> _Exercise details_
Pick out each line in these entries that contains the string "color".

> _Stored rows_
>> START
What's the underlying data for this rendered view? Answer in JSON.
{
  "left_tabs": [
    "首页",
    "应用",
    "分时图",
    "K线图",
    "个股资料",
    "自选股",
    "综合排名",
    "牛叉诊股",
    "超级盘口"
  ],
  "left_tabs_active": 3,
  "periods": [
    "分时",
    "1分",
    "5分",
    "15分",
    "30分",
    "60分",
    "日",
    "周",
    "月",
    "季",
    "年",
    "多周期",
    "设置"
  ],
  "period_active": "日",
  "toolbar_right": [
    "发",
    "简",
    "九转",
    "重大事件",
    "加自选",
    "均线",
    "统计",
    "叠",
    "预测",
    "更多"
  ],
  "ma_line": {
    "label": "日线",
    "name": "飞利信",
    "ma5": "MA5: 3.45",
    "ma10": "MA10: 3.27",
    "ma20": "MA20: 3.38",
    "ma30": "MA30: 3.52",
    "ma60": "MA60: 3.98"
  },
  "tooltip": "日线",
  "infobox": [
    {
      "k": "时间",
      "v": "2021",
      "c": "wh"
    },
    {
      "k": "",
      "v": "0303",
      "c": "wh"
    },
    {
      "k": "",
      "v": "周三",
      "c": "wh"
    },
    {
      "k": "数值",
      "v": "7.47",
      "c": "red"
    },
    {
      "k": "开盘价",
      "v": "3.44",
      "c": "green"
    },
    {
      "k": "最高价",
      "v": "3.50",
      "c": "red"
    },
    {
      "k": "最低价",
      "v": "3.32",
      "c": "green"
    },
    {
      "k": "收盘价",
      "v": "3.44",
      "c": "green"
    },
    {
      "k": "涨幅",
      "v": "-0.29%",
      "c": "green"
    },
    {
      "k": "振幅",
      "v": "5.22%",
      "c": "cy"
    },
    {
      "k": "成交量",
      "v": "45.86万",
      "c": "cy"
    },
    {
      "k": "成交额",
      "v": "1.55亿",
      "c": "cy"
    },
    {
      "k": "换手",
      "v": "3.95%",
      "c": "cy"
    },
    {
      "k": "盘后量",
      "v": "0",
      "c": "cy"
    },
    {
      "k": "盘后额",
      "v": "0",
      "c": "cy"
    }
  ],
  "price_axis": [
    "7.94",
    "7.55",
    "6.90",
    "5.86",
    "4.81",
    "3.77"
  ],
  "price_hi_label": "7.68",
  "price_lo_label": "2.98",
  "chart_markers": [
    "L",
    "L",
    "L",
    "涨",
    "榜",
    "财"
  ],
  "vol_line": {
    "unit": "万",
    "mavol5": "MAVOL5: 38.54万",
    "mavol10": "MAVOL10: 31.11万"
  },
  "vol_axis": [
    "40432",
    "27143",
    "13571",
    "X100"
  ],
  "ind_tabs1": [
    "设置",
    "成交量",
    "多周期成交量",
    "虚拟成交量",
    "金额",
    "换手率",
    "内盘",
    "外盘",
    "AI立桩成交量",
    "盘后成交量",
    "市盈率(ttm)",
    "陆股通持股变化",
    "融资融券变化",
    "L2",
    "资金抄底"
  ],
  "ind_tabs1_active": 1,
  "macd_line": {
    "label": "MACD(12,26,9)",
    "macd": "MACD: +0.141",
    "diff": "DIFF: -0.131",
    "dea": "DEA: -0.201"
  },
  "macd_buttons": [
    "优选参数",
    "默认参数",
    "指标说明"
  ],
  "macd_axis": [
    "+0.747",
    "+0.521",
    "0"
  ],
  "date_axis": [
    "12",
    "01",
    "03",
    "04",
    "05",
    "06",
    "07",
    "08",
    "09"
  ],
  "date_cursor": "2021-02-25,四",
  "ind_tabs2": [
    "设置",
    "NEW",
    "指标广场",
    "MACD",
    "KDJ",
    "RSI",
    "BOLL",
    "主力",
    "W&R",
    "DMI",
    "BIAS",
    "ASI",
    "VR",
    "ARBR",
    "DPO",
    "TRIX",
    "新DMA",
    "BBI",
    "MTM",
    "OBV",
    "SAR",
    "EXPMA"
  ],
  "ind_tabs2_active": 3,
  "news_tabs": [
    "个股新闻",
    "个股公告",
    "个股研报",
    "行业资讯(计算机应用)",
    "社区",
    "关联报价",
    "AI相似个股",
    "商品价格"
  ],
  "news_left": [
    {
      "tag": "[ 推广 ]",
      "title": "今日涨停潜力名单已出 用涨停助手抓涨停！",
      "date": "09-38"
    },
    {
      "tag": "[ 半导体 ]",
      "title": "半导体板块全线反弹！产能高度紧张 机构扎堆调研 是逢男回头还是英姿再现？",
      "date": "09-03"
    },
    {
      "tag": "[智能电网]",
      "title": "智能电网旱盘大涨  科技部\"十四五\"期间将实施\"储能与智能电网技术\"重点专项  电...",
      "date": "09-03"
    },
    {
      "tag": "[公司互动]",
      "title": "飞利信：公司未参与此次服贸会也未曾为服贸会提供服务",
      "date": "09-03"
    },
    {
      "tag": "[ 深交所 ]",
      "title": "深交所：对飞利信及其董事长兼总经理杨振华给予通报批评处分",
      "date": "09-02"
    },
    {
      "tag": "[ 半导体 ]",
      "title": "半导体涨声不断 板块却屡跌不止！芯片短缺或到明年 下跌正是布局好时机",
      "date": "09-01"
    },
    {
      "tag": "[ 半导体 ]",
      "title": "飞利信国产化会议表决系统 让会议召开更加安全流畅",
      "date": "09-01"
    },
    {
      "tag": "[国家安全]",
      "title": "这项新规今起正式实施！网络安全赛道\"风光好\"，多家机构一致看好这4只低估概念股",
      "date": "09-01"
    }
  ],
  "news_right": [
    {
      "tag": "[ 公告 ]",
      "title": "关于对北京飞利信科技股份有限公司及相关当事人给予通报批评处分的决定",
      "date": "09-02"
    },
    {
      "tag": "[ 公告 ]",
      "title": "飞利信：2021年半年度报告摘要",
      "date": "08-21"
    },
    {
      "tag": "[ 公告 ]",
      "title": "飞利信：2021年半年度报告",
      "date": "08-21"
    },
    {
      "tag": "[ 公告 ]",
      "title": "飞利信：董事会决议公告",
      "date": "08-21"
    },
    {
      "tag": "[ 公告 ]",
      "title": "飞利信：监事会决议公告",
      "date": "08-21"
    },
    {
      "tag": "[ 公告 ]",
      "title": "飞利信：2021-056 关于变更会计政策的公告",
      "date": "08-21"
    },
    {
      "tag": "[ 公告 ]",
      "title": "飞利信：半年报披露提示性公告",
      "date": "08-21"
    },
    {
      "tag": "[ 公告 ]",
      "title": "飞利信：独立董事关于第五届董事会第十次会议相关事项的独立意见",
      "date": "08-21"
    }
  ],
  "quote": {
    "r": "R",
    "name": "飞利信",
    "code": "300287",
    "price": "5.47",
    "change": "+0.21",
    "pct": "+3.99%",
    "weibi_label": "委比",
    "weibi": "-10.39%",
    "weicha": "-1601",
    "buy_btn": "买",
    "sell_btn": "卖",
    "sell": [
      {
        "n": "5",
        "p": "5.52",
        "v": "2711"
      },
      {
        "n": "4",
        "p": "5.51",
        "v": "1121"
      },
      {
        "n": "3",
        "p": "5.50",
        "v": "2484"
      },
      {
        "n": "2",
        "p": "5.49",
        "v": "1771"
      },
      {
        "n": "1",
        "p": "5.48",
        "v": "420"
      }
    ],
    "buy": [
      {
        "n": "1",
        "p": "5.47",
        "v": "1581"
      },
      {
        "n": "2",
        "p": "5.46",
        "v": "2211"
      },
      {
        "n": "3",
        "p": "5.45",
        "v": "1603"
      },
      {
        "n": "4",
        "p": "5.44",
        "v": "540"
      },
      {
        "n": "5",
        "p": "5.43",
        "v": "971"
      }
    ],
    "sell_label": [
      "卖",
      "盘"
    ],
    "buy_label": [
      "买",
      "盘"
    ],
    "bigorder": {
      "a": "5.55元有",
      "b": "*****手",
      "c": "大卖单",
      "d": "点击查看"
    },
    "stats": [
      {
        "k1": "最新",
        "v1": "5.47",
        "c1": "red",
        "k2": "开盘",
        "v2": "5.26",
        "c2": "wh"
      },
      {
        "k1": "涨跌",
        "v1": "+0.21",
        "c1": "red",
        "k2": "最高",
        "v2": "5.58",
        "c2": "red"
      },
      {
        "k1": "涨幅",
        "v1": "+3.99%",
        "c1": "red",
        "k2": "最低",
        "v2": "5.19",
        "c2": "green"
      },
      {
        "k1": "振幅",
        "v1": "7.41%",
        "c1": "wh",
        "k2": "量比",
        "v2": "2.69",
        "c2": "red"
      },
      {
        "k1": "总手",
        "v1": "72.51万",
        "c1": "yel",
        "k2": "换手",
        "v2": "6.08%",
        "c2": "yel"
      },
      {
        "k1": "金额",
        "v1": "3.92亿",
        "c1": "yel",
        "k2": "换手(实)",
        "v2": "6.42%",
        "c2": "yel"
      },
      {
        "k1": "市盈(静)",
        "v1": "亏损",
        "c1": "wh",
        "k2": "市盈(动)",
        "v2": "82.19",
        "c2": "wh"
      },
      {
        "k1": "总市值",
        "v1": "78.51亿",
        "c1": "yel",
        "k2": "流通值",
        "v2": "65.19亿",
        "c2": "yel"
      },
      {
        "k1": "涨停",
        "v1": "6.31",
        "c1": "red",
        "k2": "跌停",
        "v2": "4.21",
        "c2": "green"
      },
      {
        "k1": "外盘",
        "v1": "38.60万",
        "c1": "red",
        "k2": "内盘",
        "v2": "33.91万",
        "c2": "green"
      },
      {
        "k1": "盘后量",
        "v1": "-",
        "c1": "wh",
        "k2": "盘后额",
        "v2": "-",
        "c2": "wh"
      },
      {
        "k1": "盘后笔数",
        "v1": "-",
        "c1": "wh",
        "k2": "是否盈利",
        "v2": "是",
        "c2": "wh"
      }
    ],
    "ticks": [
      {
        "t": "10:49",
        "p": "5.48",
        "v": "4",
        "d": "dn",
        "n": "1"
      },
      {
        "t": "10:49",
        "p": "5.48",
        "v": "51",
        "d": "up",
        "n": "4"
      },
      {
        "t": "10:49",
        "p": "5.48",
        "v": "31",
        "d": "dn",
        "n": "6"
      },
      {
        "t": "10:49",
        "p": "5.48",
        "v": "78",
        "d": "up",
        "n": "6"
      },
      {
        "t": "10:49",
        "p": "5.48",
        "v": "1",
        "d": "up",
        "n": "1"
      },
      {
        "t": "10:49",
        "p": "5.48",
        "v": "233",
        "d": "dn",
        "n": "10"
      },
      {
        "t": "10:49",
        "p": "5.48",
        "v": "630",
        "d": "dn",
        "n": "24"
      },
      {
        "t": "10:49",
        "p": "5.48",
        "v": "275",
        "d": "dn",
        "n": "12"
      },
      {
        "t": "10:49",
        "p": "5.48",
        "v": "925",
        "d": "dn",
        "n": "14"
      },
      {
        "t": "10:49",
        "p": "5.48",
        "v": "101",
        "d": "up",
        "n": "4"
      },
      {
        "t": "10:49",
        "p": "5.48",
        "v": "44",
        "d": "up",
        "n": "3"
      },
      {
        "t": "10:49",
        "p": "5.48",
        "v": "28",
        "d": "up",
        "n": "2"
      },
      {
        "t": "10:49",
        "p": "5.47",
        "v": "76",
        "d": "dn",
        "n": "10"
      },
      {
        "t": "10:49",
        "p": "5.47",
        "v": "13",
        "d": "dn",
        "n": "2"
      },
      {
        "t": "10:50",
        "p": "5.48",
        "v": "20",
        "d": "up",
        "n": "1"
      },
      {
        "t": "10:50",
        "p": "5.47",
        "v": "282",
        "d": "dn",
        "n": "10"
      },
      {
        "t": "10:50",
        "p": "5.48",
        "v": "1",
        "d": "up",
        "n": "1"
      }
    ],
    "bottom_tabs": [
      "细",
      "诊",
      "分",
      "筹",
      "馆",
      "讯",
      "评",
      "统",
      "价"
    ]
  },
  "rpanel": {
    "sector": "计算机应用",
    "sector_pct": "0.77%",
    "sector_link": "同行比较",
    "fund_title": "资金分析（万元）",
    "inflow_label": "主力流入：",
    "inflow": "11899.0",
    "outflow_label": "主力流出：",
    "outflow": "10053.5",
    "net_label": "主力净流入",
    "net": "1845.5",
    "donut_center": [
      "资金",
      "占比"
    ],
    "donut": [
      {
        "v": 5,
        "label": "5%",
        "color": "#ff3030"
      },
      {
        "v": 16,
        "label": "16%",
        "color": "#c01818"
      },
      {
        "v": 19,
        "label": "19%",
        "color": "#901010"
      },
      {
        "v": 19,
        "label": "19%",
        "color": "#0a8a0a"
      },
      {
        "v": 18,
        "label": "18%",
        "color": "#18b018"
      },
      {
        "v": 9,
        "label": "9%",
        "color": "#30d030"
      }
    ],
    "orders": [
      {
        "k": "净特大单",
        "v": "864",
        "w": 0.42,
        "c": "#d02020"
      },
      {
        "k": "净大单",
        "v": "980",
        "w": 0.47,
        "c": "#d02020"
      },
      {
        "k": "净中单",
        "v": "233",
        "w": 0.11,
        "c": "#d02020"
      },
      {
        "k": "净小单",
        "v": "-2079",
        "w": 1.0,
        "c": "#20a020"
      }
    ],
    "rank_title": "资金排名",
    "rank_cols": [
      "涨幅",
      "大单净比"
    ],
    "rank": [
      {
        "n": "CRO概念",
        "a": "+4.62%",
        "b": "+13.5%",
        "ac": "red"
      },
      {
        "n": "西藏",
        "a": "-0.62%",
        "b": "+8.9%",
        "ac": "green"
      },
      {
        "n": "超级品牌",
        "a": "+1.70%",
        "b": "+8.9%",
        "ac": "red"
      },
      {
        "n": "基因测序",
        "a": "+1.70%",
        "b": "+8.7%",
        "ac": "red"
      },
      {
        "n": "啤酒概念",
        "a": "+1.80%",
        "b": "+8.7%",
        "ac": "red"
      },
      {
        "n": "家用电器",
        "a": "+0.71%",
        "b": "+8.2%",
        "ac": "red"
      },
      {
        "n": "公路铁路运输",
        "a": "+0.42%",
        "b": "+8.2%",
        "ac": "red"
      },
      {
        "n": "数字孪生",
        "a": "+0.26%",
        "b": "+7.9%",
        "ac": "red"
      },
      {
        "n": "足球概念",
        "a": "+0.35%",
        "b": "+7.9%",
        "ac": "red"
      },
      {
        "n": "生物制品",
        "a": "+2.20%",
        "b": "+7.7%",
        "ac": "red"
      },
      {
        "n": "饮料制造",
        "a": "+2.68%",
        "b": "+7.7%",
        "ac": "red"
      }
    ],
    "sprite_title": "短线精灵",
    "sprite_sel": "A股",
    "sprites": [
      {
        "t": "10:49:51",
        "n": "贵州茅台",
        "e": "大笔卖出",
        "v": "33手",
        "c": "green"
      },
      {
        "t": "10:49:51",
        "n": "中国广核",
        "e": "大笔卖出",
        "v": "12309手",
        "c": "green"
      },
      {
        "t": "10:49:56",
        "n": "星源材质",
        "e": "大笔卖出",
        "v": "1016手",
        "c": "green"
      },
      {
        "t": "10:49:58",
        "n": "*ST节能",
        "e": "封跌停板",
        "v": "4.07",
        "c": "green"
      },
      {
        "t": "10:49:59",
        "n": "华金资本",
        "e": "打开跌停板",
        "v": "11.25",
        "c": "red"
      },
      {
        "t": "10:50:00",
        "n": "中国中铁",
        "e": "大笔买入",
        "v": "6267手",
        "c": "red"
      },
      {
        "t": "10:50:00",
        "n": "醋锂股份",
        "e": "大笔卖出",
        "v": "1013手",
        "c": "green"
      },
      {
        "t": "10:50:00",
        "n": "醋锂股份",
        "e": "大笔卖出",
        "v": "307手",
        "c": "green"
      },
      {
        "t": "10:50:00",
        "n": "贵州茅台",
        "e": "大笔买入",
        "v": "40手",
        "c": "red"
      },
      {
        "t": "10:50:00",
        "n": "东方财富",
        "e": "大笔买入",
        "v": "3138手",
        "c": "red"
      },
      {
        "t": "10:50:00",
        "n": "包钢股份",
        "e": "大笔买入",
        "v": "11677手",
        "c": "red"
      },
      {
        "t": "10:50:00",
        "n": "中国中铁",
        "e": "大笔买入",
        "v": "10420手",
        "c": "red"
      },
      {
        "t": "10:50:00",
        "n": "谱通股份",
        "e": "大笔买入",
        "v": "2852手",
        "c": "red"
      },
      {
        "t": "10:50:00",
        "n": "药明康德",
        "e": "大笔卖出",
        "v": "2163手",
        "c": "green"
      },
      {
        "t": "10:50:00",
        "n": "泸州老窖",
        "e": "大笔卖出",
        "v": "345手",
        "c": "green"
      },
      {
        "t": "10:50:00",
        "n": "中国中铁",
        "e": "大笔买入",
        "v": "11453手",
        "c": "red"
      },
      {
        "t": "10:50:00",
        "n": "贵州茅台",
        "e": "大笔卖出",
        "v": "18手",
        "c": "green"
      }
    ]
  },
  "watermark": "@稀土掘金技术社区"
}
>> END
> _Exercise solution_
        "color": "#ff3030"
        "color": "#c01818"
        "color": "#901010"
        "color": "#0a8a0a"
        "color": "#18b018"
        "color": "#30d030"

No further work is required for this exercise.